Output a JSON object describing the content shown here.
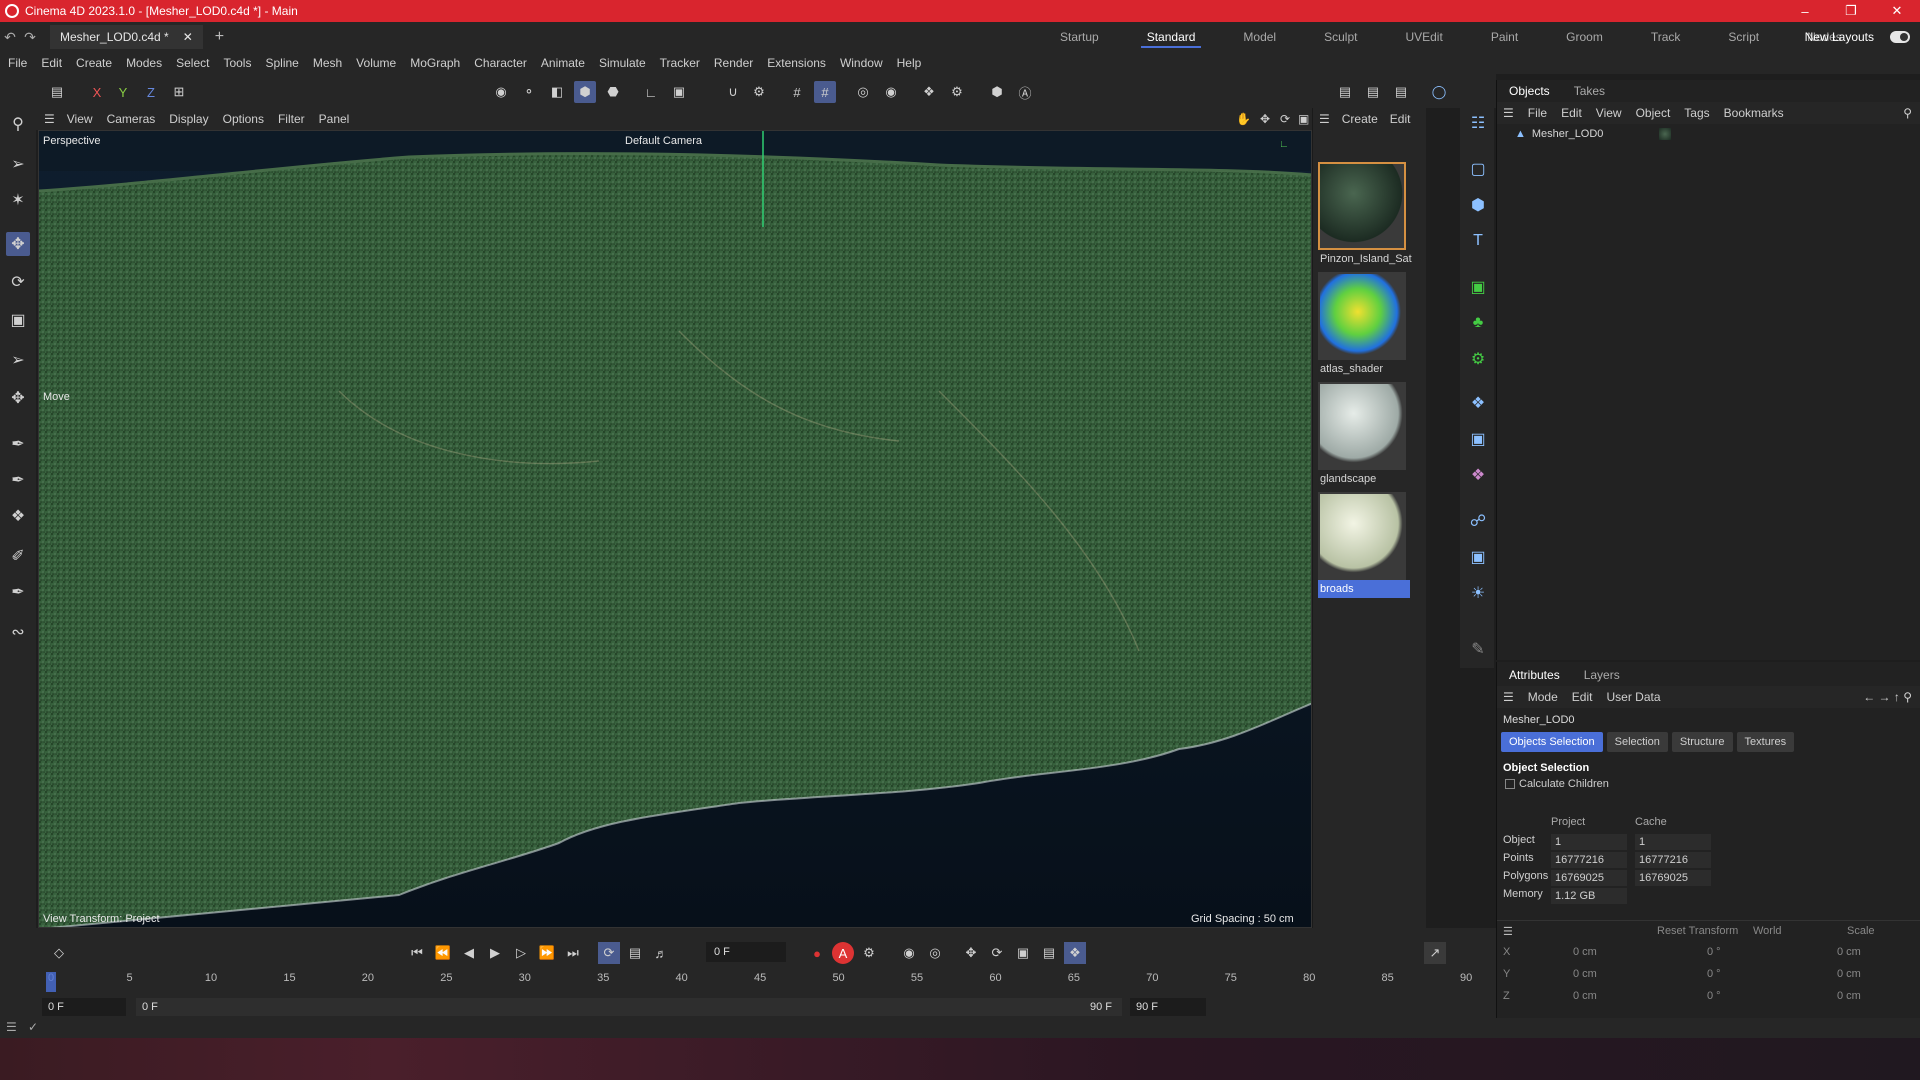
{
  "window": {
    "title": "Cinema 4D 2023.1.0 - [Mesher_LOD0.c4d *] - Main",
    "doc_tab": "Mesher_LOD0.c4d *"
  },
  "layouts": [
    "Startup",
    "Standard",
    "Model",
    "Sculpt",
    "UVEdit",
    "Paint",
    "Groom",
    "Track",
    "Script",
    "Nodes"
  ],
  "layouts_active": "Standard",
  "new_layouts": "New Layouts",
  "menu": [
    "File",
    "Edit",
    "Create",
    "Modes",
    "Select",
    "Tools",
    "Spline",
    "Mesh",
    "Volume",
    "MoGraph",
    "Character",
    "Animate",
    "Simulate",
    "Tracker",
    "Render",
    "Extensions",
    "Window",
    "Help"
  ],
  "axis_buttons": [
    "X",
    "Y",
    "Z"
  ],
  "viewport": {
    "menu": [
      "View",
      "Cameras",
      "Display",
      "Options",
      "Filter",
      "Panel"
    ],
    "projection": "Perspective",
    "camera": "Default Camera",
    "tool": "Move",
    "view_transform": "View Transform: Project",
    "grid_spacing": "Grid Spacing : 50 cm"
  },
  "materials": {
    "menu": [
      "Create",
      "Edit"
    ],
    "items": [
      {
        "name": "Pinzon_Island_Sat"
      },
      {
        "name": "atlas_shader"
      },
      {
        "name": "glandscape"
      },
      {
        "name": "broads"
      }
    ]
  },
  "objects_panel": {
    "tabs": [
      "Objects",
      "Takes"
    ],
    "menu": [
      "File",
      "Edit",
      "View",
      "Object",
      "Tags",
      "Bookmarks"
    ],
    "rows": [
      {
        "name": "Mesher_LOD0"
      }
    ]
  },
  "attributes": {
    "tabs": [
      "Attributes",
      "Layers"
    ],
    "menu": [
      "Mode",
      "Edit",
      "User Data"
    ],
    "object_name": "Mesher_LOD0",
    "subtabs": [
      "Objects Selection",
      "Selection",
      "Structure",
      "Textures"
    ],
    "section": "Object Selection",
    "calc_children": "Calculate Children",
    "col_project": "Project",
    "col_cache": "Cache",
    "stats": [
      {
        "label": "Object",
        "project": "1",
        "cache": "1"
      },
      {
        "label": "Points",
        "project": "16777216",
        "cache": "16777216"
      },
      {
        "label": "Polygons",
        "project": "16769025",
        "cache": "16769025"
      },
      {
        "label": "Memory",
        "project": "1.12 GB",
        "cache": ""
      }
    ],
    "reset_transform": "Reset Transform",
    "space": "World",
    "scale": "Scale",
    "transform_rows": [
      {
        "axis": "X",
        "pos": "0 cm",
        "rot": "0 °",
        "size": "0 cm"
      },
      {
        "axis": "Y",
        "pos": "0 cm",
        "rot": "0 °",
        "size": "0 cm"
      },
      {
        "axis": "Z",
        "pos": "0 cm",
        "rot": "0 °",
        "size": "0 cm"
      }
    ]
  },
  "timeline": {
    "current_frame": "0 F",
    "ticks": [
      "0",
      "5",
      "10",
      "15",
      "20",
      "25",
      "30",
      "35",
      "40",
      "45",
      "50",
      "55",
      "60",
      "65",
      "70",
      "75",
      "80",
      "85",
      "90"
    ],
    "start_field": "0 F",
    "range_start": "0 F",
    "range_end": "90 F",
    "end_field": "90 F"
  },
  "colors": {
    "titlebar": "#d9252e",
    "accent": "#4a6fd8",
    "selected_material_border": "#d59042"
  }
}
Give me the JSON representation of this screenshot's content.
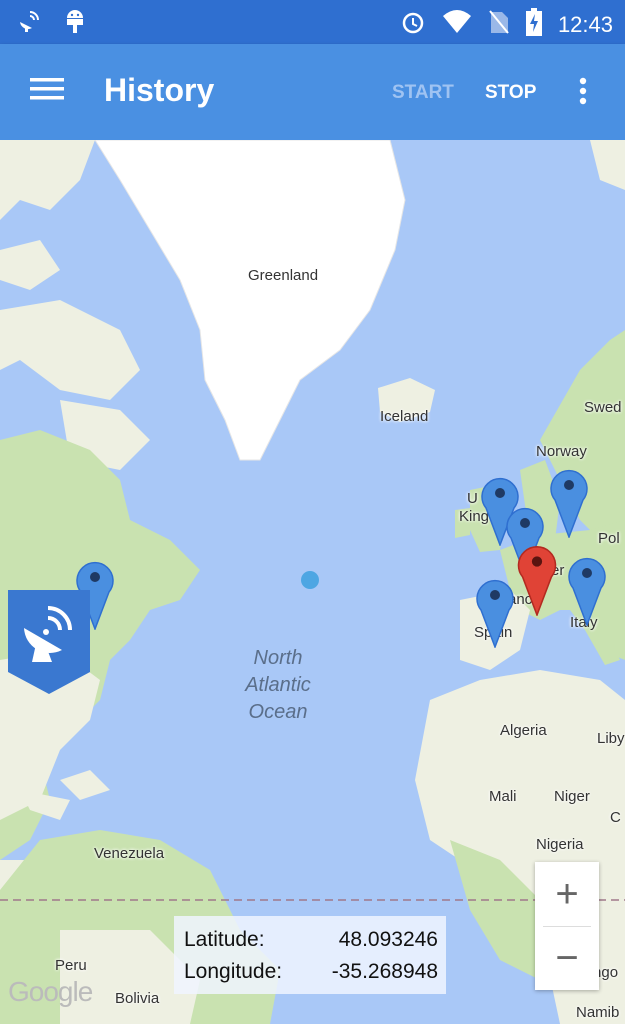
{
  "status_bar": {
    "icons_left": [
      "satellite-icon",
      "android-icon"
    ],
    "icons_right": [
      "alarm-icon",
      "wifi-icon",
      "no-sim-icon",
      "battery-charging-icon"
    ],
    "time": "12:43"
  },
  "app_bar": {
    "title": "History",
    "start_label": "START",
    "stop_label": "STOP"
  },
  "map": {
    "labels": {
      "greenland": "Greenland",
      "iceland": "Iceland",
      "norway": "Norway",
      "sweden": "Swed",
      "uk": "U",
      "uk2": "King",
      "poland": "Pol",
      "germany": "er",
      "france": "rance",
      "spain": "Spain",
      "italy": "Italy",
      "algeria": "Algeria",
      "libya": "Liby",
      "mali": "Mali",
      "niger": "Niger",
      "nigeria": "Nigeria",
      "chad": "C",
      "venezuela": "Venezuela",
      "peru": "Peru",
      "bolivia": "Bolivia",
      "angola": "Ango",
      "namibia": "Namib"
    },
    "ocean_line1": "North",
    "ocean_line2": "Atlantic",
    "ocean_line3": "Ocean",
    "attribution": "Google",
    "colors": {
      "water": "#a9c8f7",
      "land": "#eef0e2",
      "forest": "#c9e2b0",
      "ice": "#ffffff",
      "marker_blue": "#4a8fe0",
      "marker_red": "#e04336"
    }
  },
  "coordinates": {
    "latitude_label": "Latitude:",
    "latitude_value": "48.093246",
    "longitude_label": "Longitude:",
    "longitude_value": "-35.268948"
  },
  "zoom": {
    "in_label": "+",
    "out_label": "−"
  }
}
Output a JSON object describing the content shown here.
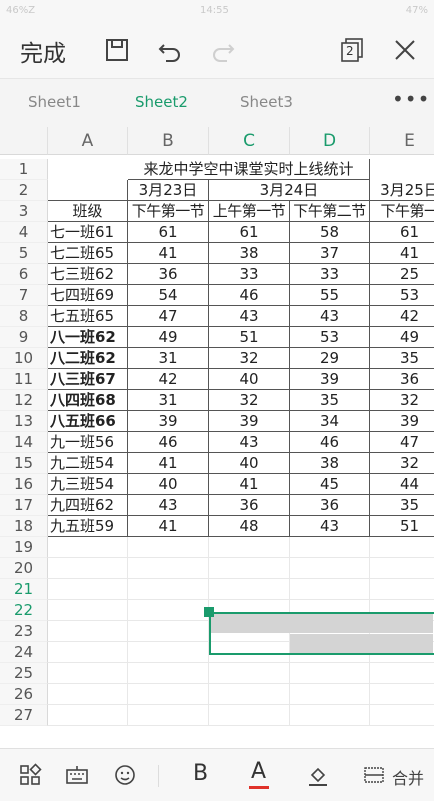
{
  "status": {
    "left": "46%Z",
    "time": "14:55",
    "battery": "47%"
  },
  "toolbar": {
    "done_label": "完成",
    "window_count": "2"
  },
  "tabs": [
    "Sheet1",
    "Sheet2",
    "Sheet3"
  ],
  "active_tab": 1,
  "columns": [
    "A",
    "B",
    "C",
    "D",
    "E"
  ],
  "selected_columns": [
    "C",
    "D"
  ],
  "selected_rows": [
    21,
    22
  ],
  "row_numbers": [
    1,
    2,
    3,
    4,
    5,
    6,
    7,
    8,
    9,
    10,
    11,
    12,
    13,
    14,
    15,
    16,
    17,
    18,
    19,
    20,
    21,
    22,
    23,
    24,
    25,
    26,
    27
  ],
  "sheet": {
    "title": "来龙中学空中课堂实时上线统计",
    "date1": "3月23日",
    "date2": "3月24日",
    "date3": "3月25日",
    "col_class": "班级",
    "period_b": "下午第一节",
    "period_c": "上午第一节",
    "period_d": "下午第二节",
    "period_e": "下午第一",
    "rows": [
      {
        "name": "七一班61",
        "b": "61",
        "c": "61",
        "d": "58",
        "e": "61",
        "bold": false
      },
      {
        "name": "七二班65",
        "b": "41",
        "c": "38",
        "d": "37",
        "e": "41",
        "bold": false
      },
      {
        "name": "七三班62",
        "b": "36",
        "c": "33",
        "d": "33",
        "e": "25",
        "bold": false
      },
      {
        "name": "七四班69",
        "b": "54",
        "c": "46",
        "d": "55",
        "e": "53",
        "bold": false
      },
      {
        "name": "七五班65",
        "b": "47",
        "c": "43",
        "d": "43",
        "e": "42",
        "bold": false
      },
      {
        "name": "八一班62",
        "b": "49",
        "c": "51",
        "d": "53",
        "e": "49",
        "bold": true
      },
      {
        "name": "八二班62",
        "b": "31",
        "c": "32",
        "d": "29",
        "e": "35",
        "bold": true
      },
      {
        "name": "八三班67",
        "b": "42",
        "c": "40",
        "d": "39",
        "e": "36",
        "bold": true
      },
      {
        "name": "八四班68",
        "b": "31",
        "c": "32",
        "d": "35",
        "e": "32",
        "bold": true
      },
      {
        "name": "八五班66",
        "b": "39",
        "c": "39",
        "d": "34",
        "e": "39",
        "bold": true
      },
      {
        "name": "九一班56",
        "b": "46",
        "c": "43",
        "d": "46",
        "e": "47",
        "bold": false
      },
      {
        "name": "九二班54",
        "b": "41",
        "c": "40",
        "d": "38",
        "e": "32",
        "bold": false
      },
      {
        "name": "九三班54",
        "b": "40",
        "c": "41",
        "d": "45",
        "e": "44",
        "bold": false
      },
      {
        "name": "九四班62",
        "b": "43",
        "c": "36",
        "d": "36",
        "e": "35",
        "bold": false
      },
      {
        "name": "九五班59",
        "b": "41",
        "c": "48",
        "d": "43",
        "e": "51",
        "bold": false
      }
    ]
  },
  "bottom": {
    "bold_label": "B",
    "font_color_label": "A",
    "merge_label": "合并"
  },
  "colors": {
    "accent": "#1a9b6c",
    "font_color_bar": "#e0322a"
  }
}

+===+

List all lines holding the string "Selection".

— RESPONSE —
      "Objects Selection",
      "Selection",
    "section": "Object Selection",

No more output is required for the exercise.